## Exercise aim
Could you copy every line from the material below in which "four" appears?
*-*-*
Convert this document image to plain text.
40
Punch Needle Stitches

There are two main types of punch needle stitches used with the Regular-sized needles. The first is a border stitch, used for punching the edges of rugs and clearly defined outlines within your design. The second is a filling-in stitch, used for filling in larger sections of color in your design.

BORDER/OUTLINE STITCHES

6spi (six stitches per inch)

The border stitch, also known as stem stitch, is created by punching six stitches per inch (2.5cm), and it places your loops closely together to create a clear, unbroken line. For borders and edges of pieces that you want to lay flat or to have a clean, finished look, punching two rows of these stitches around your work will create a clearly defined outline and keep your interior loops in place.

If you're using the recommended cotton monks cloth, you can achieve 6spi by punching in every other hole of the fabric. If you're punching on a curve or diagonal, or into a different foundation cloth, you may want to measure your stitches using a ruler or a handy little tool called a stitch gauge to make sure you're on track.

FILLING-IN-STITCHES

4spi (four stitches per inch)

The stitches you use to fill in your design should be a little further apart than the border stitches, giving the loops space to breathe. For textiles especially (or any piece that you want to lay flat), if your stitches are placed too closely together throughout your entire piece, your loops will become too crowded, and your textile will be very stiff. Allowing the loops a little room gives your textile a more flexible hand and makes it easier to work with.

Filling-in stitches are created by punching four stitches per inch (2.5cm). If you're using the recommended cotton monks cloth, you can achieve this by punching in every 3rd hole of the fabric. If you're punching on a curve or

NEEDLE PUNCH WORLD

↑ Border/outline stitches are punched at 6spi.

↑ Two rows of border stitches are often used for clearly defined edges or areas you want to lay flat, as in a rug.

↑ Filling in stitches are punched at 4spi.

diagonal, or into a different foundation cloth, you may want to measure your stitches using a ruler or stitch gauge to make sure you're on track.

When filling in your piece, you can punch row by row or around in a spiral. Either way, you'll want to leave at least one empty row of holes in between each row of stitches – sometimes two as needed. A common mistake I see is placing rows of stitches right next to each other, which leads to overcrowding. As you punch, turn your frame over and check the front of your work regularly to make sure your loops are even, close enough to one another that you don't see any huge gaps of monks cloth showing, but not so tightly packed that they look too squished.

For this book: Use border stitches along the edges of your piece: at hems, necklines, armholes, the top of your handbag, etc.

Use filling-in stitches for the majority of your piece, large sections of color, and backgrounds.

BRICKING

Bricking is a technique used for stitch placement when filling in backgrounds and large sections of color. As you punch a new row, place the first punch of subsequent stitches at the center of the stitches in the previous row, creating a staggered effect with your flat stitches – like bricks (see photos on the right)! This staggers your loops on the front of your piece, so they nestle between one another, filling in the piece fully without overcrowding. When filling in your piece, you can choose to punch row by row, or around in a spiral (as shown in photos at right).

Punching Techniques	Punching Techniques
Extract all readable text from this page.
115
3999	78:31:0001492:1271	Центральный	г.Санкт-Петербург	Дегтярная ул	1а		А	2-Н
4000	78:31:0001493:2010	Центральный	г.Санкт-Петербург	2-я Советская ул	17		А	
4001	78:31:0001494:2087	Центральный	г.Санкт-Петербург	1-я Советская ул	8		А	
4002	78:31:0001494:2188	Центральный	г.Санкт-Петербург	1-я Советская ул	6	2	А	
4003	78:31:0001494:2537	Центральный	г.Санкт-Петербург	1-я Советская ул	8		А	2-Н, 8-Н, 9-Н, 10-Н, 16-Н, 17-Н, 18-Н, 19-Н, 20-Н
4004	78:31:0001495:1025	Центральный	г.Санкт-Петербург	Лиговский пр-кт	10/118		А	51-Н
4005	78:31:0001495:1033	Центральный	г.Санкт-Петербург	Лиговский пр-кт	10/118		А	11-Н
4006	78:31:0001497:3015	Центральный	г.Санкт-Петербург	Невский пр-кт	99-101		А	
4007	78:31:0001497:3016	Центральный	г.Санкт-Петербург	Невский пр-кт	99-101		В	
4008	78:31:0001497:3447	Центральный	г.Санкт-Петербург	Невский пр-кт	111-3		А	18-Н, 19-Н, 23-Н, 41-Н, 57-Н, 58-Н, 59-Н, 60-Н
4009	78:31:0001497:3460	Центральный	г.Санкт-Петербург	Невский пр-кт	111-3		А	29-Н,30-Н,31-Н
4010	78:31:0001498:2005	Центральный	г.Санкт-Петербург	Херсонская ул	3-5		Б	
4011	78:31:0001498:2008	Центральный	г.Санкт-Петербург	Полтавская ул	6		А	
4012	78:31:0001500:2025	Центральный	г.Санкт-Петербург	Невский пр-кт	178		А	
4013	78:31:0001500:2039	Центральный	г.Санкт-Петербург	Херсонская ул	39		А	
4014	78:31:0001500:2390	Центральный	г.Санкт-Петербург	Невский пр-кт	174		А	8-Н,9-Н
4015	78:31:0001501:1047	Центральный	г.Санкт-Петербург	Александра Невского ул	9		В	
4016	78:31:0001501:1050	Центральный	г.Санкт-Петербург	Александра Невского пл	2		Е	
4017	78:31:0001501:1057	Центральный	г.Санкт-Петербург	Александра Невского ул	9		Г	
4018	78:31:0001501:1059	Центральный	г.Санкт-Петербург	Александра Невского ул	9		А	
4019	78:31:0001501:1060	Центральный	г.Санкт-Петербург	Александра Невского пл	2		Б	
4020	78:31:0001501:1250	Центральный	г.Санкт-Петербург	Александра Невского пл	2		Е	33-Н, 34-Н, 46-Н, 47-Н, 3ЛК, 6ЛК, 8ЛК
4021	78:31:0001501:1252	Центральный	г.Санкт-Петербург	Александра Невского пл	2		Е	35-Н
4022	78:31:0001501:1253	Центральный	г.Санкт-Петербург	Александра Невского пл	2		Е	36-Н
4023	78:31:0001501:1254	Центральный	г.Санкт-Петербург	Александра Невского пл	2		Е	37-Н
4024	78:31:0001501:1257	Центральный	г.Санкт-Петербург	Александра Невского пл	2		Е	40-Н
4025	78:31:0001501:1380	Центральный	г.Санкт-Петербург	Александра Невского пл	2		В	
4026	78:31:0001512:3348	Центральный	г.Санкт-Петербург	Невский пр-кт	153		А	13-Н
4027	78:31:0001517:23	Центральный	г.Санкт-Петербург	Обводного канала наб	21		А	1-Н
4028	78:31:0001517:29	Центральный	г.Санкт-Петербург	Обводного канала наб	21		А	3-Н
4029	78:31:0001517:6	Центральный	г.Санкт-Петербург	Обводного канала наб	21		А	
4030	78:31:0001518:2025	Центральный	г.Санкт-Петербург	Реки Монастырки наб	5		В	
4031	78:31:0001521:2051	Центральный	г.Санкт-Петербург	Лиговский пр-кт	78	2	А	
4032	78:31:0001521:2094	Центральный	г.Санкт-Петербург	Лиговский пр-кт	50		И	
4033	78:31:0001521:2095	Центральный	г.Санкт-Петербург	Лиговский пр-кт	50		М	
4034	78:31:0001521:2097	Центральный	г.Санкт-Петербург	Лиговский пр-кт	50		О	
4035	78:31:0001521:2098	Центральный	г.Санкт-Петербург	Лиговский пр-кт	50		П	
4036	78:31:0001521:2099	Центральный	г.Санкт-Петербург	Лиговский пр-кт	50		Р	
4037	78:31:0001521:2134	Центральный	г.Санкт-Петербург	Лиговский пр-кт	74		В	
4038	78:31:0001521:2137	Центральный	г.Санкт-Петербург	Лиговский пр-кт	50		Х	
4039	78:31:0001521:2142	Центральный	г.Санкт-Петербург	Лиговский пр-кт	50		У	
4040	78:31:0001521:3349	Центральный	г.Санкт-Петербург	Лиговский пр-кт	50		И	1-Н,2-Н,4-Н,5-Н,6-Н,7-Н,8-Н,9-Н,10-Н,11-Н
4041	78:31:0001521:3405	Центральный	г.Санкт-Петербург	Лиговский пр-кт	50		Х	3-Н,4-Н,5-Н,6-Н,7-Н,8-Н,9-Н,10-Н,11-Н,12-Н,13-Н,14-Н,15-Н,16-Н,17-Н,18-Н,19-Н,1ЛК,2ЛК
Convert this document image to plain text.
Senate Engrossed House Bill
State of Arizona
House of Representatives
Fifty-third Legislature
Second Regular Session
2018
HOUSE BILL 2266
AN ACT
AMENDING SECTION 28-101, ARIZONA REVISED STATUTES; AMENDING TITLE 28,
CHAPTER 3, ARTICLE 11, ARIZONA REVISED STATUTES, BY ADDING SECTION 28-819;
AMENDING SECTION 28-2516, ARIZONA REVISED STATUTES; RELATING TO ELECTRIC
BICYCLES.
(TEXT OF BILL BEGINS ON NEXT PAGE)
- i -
*-*-*
## Complete answer
4spi (four stitches per inch)
Filling-in stitches are created by punching four stitches per inch (2.5cm). If you're using the recommended cotton monks cloth, you can achieve this by punching in every 3rd hole of the fabric. If you're punching on a curve or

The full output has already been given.